» RECORDS TO PROCESS:
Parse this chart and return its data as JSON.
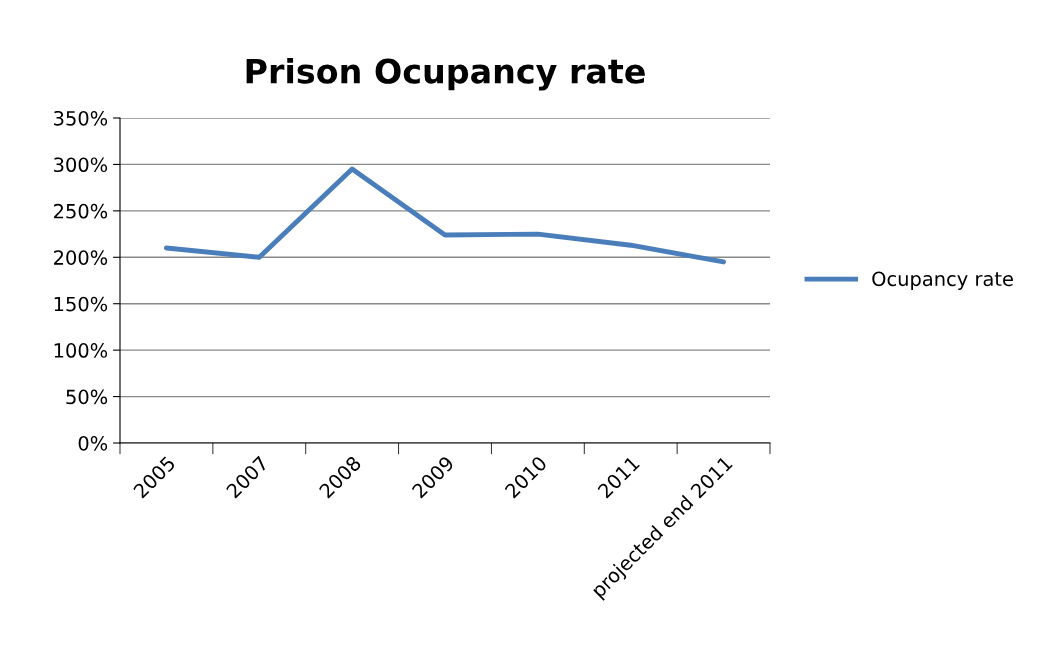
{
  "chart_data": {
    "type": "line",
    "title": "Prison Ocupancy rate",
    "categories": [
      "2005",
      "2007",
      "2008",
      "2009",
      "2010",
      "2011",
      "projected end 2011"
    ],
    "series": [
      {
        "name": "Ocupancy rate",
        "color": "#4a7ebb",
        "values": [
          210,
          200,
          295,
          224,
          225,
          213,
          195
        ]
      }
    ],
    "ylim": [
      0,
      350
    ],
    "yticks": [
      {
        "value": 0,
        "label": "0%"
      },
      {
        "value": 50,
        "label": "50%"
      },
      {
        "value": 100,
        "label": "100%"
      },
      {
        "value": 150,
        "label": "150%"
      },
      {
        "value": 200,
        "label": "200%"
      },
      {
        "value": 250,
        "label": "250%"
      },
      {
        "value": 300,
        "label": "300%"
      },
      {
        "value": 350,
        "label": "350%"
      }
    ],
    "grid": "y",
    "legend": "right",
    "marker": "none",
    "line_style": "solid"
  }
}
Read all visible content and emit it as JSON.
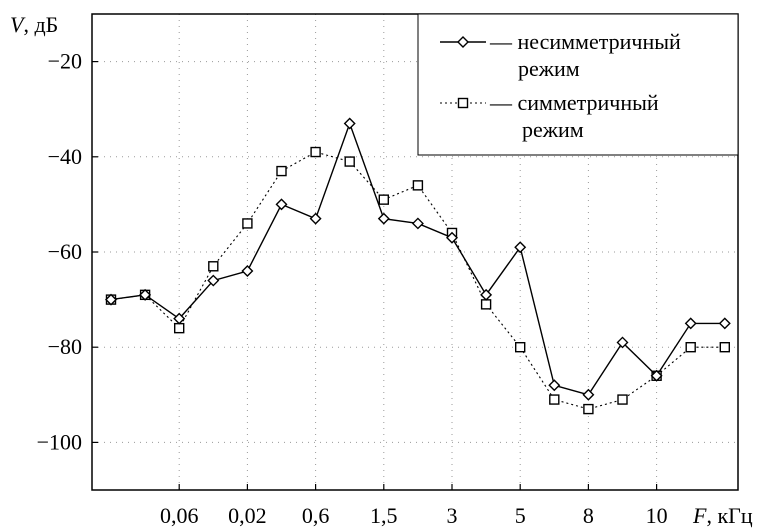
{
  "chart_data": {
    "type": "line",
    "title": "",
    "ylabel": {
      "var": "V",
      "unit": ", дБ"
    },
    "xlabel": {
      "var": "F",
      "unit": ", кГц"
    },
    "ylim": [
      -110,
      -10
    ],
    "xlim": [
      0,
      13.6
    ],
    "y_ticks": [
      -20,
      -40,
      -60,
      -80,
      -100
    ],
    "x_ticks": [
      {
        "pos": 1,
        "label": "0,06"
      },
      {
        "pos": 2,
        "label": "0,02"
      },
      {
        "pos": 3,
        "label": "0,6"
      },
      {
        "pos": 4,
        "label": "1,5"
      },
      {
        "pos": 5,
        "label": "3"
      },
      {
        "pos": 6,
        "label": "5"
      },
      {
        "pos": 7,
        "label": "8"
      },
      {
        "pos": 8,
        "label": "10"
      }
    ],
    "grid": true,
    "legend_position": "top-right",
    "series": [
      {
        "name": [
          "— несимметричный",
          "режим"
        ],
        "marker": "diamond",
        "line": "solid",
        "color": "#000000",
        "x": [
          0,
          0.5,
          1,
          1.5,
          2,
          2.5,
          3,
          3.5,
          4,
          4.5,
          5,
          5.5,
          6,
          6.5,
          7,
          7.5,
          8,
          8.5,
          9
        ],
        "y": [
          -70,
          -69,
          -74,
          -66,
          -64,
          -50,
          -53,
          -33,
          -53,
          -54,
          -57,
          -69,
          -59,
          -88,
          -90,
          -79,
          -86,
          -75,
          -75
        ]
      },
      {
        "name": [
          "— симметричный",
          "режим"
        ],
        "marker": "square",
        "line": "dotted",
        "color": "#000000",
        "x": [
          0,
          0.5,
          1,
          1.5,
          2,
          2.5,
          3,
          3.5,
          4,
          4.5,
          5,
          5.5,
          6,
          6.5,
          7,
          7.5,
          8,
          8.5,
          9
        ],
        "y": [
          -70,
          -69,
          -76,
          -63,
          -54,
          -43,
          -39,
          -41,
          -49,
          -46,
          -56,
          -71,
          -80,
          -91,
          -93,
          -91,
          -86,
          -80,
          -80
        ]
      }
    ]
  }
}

» EXERCISE INSTRUCTIONS: What is needed is an exact reproduction of the data, pictures excluded.

» TASK ANSWER:
Parse this chart and return its data as JSON.
{
  "chart_data": {
    "type": "line",
    "title": "Prison Ocupancy rate",
    "categories": [
      "2005",
      "2007",
      "2008",
      "2009",
      "2010",
      "2011",
      "projected end 2011"
    ],
    "series": [
      {
        "name": "Ocupancy rate",
        "color": "#4a7ebb",
        "values": [
          210,
          200,
          295,
          224,
          225,
          213,
          195
        ]
      }
    ],
    "ylim": [
      0,
      350
    ],
    "yticks": [
      {
        "value": 0,
        "label": "0%"
      },
      {
        "value": 50,
        "label": "50%"
      },
      {
        "value": 100,
        "label": "100%"
      },
      {
        "value": 150,
        "label": "150%"
      },
      {
        "value": 200,
        "label": "200%"
      },
      {
        "value": 250,
        "label": "250%"
      },
      {
        "value": 300,
        "label": "300%"
      },
      {
        "value": 350,
        "label": "350%"
      }
    ],
    "grid": "y",
    "legend": "right",
    "marker": "none",
    "line_style": "solid"
  }
}
Read all visible content and emit it as JSON.
{
  "chart_data": {
    "type": "line",
    "title": "",
    "ylabel": {
      "var": "V",
      "unit": ", дБ"
    },
    "xlabel": {
      "var": "F",
      "unit": ", кГц"
    },
    "ylim": [
      -110,
      -10
    ],
    "xlim": [
      0,
      13.6
    ],
    "y_ticks": [
      -20,
      -40,
      -60,
      -80,
      -100
    ],
    "x_ticks": [
      {
        "pos": 1,
        "label": "0,06"
      },
      {
        "pos": 2,
        "label": "0,02"
      },
      {
        "pos": 3,
        "label": "0,6"
      },
      {
        "pos": 4,
        "label": "1,5"
      },
      {
        "pos": 5,
        "label": "3"
      },
      {
        "pos": 6,
        "label": "5"
      },
      {
        "pos": 7,
        "label": "8"
      },
      {
        "pos": 8,
        "label": "10"
      }
    ],
    "grid": true,
    "legend_position": "top-right",
    "series": [
      {
        "name": [
          "— несимметричный",
          "режим"
        ],
        "marker": "diamond",
        "line": "solid",
        "color": "#000000",
        "x": [
          0,
          0.5,
          1,
          1.5,
          2,
          2.5,
          3,
          3.5,
          4,
          4.5,
          5,
          5.5,
          6,
          6.5,
          7,
          7.5,
          8,
          8.5,
          9
        ],
        "y": [
          -70,
          -69,
          -74,
          -66,
          -64,
          -50,
          -53,
          -33,
          -53,
          -54,
          -57,
          -69,
          -59,
          -88,
          -90,
          -79,
          -86,
          -75,
          -75
        ]
      },
      {
        "name": [
          "— симметричный",
          "режим"
        ],
        "marker": "square",
        "line": "dotted",
        "color": "#000000",
        "x": [
          0,
          0.5,
          1,
          1.5,
          2,
          2.5,
          3,
          3.5,
          4,
          4.5,
          5,
          5.5,
          6,
          6.5,
          7,
          7.5,
          8,
          8.5,
          9
        ],
        "y": [
          -70,
          -69,
          -76,
          -63,
          -54,
          -43,
          -39,
          -41,
          -49,
          -46,
          -56,
          -71,
          -80,
          -91,
          -93,
          -91,
          -86,
          -80,
          -80
        ]
      }
    ]
  }
}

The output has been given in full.